*Stated task*: Return each line of the items below that contains the string "List". Case counts.

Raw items
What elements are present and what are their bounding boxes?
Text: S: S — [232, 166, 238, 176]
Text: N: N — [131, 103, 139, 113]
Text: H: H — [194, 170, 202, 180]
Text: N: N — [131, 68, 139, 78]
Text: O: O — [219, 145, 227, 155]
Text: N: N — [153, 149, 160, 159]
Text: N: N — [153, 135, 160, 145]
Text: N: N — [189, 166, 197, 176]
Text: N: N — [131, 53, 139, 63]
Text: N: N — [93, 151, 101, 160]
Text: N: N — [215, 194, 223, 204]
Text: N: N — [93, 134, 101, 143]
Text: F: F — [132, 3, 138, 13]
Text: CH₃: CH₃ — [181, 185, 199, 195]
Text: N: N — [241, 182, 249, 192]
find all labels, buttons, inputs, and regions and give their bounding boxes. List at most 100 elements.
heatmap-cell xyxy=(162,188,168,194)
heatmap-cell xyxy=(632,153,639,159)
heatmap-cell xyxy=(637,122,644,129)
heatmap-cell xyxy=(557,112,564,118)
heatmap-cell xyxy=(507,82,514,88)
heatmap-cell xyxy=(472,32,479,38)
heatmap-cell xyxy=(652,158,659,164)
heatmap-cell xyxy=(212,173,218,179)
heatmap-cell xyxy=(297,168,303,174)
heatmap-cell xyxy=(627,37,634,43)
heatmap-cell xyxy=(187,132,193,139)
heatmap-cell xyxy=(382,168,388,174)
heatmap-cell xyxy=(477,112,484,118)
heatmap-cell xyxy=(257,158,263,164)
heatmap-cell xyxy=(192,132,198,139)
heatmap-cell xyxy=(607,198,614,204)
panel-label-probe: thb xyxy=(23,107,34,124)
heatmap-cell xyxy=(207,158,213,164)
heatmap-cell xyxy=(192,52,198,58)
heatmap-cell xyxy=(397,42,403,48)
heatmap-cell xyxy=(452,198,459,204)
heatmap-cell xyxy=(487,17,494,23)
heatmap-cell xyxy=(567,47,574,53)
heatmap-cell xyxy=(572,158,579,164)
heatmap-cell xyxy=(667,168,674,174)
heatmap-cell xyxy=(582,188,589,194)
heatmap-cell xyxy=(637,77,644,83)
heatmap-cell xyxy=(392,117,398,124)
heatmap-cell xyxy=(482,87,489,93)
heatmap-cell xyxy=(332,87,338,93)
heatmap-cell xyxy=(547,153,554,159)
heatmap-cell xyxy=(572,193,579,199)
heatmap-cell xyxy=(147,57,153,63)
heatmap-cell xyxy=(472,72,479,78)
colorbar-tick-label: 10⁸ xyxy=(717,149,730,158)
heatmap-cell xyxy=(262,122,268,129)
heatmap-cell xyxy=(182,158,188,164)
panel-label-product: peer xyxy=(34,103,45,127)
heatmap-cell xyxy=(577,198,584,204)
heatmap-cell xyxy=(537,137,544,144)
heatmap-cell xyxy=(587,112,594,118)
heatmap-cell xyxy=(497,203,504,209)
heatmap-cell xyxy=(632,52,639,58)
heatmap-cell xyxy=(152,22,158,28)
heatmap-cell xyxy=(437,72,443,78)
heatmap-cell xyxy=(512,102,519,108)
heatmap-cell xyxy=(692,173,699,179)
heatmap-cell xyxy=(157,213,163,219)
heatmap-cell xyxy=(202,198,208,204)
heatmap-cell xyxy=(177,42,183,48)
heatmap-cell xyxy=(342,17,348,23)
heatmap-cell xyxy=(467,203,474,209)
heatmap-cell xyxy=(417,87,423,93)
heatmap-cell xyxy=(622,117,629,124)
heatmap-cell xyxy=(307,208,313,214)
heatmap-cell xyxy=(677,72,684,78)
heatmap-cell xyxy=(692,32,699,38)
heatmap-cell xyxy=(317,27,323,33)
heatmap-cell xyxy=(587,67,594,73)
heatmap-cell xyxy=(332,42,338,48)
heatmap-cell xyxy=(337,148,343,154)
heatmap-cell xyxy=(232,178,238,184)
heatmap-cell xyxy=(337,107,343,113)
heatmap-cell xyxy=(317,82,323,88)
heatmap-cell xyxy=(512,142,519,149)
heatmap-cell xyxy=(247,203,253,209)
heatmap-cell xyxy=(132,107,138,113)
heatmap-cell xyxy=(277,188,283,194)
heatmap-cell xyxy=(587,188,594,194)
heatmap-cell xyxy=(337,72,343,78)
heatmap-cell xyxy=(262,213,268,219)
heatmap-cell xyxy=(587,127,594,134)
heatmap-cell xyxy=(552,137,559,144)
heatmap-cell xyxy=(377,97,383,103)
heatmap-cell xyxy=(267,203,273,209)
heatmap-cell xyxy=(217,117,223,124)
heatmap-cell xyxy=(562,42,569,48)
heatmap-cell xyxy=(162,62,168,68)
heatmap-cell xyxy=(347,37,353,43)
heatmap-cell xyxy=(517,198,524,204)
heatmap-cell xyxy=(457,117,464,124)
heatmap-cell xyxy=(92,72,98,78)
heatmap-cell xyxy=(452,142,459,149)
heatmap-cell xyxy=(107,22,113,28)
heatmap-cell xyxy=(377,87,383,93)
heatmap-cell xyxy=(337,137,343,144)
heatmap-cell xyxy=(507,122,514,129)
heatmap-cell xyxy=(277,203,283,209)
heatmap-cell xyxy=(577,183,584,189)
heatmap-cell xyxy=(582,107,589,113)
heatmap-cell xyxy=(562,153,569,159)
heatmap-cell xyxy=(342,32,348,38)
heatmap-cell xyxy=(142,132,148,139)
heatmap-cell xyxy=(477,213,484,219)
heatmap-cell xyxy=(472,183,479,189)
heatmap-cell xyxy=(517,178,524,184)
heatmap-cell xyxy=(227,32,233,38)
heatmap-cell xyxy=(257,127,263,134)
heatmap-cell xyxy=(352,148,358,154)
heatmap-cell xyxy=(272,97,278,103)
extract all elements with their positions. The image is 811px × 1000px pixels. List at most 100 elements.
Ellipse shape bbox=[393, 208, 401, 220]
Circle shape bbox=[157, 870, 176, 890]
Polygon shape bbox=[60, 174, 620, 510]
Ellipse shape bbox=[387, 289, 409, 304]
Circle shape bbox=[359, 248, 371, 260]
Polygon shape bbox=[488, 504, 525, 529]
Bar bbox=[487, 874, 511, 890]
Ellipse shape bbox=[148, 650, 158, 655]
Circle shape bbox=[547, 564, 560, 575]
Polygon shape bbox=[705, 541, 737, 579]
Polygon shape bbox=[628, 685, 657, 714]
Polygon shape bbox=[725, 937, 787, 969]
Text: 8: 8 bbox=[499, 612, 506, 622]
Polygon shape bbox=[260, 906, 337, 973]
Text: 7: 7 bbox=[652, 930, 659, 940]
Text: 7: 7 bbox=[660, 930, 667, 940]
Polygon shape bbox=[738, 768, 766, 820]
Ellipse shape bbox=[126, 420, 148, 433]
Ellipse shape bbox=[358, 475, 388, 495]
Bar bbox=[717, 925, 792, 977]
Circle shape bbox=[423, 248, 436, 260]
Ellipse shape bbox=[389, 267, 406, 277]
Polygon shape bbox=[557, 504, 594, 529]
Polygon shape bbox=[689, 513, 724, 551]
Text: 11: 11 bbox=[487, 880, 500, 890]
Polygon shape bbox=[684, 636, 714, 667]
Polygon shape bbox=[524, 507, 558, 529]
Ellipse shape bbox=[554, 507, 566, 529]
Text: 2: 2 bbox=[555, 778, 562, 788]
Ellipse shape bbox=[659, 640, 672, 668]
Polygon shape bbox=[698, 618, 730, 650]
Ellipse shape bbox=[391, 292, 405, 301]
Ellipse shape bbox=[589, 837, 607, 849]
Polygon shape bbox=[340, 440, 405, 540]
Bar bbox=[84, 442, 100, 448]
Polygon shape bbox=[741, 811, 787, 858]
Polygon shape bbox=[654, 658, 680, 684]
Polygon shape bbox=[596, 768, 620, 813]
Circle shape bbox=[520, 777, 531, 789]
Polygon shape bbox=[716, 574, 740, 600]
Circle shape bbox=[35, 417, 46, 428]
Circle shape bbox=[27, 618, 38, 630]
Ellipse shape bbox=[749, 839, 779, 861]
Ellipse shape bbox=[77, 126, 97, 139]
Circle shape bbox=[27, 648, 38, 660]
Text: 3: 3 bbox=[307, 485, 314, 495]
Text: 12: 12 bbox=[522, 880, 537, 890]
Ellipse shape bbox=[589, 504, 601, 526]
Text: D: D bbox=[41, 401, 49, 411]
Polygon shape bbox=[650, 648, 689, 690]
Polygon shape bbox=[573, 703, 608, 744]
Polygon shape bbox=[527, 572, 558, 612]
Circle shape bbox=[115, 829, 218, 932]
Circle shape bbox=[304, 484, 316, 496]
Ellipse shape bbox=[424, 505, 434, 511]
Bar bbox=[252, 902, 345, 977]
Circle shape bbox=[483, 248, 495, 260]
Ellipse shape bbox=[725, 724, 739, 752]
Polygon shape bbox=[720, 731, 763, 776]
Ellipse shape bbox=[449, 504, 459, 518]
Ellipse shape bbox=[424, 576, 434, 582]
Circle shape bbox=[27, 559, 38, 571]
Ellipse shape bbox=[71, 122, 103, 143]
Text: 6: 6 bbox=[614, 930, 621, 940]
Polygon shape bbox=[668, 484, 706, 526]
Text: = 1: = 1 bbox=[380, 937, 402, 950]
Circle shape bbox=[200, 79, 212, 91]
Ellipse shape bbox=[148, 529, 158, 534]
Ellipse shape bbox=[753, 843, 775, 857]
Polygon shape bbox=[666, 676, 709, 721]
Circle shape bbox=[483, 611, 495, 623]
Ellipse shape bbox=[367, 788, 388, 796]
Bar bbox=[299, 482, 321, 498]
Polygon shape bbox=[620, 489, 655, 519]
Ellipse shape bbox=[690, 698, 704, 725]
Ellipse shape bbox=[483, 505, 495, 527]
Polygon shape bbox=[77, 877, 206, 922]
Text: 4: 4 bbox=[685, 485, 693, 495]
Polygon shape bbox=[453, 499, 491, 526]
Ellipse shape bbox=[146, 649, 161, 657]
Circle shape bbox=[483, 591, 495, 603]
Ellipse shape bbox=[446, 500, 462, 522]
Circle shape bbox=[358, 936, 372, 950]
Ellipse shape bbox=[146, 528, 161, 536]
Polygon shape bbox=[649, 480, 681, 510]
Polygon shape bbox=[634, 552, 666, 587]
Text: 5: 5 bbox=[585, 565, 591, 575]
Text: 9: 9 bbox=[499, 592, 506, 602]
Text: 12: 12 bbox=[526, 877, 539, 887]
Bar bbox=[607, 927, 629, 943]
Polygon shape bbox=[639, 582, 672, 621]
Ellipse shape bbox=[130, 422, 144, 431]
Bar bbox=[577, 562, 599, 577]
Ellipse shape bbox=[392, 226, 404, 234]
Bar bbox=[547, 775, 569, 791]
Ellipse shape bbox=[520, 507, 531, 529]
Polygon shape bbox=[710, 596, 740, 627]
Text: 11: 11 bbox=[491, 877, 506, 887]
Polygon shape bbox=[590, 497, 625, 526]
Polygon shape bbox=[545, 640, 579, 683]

*Exercise solution*:
find all labels, buttons, inputs, and regions and give their bounding boxes. List at most 100 elements.
extract all elements with their positions. The image is 811px × 1000px pixels. List at most 100 elements.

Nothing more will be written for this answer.